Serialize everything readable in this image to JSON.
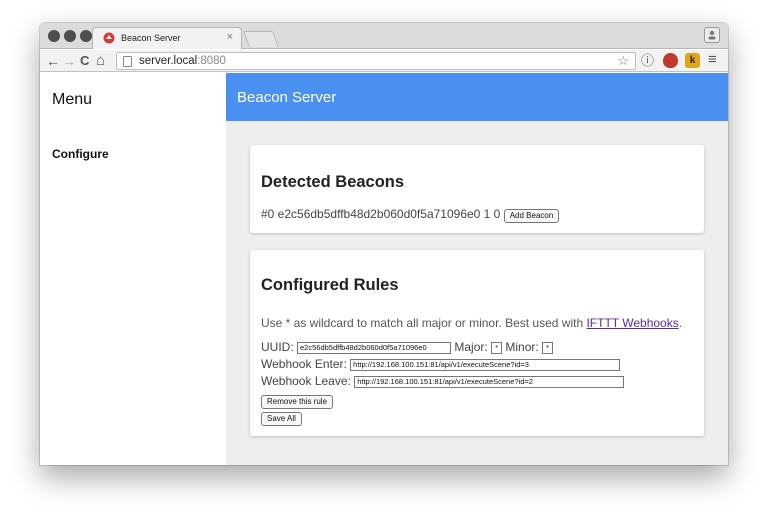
{
  "browser": {
    "tab_title": "Beacon Server",
    "tab_close": "×",
    "url_host": "server.local",
    "url_port": ":8080",
    "nav_back": "←",
    "nav_forward": "→",
    "nav_reload": "C",
    "nav_home": "⌂",
    "star": "☆",
    "menu": "≡",
    "ext_info": "ⓘ",
    "ext_k": "k"
  },
  "sidebar": {
    "title": "Menu",
    "items": [
      {
        "label": "Configure"
      }
    ]
  },
  "appbar": {
    "title": "Beacon Server"
  },
  "detected": {
    "title": "Detected Beacons",
    "beacon_text": "#0 e2c56db5dffb48d2b060d0f5a71096e0 1 0",
    "add_button": "Add Beacon"
  },
  "rules": {
    "title": "Configured Rules",
    "help_prefix": "Use * as wildcard to match all major or minor. Best used with ",
    "help_link": "IFTTT Webhooks",
    "help_suffix": ".",
    "uuid_label": "UUID:",
    "uuid_value": "e2c56db5dffb48d2b060d0f5a71096e0",
    "major_label": "Major:",
    "major_value": "*",
    "minor_label": "Minor:",
    "minor_value": "*",
    "enter_label": "Webhook Enter:",
    "enter_value": "http://192.168.100.151:81/api/v1/executeScene?id=3",
    "leave_label": "Webhook Leave:",
    "leave_value": "http://192.168.100.151:81/api/v1/executeScene?id=2",
    "remove_button": "Remove this rule",
    "save_button": "Save All"
  },
  "colors": {
    "appbar": "#4a90f0",
    "main_bg": "#eeeeee",
    "link": "#5a2a9e"
  }
}
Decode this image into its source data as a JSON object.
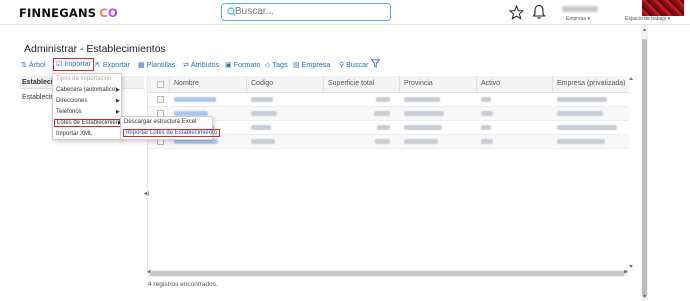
{
  "brand": {
    "name": "FINNEGANS",
    "suffix": "CO"
  },
  "search": {
    "placeholder": "Buscar..."
  },
  "header": {
    "empresa_label": "Empresa ▾",
    "espacio_label": "Espacio de trabajo ▾"
  },
  "page": {
    "title": "Administrar - Establecimientos"
  },
  "toolbar": {
    "arbol": "Árbol",
    "importar": "Importar",
    "exportar": "Exportar",
    "plantillas": "Plantillas",
    "atributos": "Atributos",
    "formato": "Formato",
    "tags": "Tags",
    "empresa": "Empresa",
    "buscar": "Buscar"
  },
  "left_panel": {
    "header": "Establecimi",
    "item": "Establecimi"
  },
  "grid": {
    "columns": [
      "Nombre",
      "Codigo",
      "Superficie total",
      "Provincia",
      "Activo",
      "Empresa (privatizada)"
    ],
    "rows": 4
  },
  "status": {
    "records": "4 registros encontrados."
  },
  "import_menu": {
    "items": [
      {
        "label": "Tipos de importacion",
        "disabled": true,
        "submenu": false
      },
      {
        "label": "Cabecera (automatico)",
        "disabled": false,
        "submenu": true
      },
      {
        "label": "Direcciones",
        "disabled": false,
        "submenu": true
      },
      {
        "label": "Telefonos",
        "disabled": false,
        "submenu": true
      },
      {
        "label": "Lotes de Establecimiento",
        "disabled": false,
        "submenu": true
      },
      {
        "label": "Importar XML",
        "disabled": false,
        "submenu": false
      }
    ]
  },
  "submenu": {
    "items": [
      "Descargar estructura Excel",
      "Importar Lotes de Establecimiento"
    ]
  },
  "colors": {
    "accent": "#2a73b8",
    "highlight_border": "#d9252c",
    "search_border": "#4fb3e0"
  }
}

++++++

Work instructions.
Images do not belong in the copy; reproduce all other parts of the records above verbatim.

Response to the task.
Serialize everything readable in this image to JSON.
{
  "browser": {
    "tab_title": "Beacon Server",
    "tab_close": "×",
    "url_host": "server.local",
    "url_port": ":8080",
    "nav_back": "←",
    "nav_forward": "→",
    "nav_reload": "C",
    "nav_home": "⌂",
    "star": "☆",
    "menu": "≡",
    "ext_info": "ⓘ",
    "ext_k": "k"
  },
  "sidebar": {
    "title": "Menu",
    "items": [
      {
        "label": "Configure"
      }
    ]
  },
  "appbar": {
    "title": "Beacon Server"
  },
  "detected": {
    "title": "Detected Beacons",
    "beacon_text": "#0 e2c56db5dffb48d2b060d0f5a71096e0 1 0",
    "add_button": "Add Beacon"
  },
  "rules": {
    "title": "Configured Rules",
    "help_prefix": "Use * as wildcard to match all major or minor. Best used with ",
    "help_link": "IFTTT Webhooks",
    "help_suffix": ".",
    "uuid_label": "UUID:",
    "uuid_value": "e2c56db5dffb48d2b060d0f5a71096e0",
    "major_label": "Major:",
    "major_value": "*",
    "minor_label": "Minor:",
    "minor_value": "*",
    "enter_label": "Webhook Enter:",
    "enter_value": "http://192.168.100.151:81/api/v1/executeScene?id=3",
    "leave_label": "Webhook Leave:",
    "leave_value": "http://192.168.100.151:81/api/v1/executeScene?id=2",
    "remove_button": "Remove this rule",
    "save_button": "Save All"
  },
  "colors": {
    "appbar": "#4a90f0",
    "main_bg": "#eeeeee",
    "link": "#5a2a9e"
  }
}
Decode this image into its source data as a JSON object.
{
  "brand": {
    "name": "FINNEGANS",
    "suffix": "CO"
  },
  "search": {
    "placeholder": "Buscar..."
  },
  "header": {
    "empresa_label": "Empresa ▾",
    "espacio_label": "Espacio de trabajo ▾"
  },
  "page": {
    "title": "Administrar - Establecimientos"
  },
  "toolbar": {
    "arbol": "Árbol",
    "importar": "Importar",
    "exportar": "Exportar",
    "plantillas": "Plantillas",
    "atributos": "Atributos",
    "formato": "Formato",
    "tags": "Tags",
    "empresa": "Empresa",
    "buscar": "Buscar"
  },
  "left_panel": {
    "header": "Establecimi",
    "item": "Establecimi"
  },
  "grid": {
    "columns": [
      "Nombre",
      "Codigo",
      "Superficie total",
      "Provincia",
      "Activo",
      "Empresa (privatizada)"
    ],
    "rows": 4
  },
  "status": {
    "records": "4 registros encontrados."
  },
  "import_menu": {
    "items": [
      {
        "label": "Tipos de importacion",
        "disabled": true,
        "submenu": false
      },
      {
        "label": "Cabecera (automatico)",
        "disabled": false,
        "submenu": true
      },
      {
        "label": "Direcciones",
        "disabled": false,
        "submenu": true
      },
      {
        "label": "Telefonos",
        "disabled": false,
        "submenu": true
      },
      {
        "label": "Lotes de Establecimiento",
        "disabled": false,
        "submenu": true
      },
      {
        "label": "Importar XML",
        "disabled": false,
        "submenu": false
      }
    ]
  },
  "submenu": {
    "items": [
      "Descargar estructura Excel",
      "Importar Lotes de Establecimiento"
    ]
  },
  "colors": {
    "accent": "#2a73b8",
    "highlight_border": "#d9252c",
    "search_border": "#4fb3e0"
  }
}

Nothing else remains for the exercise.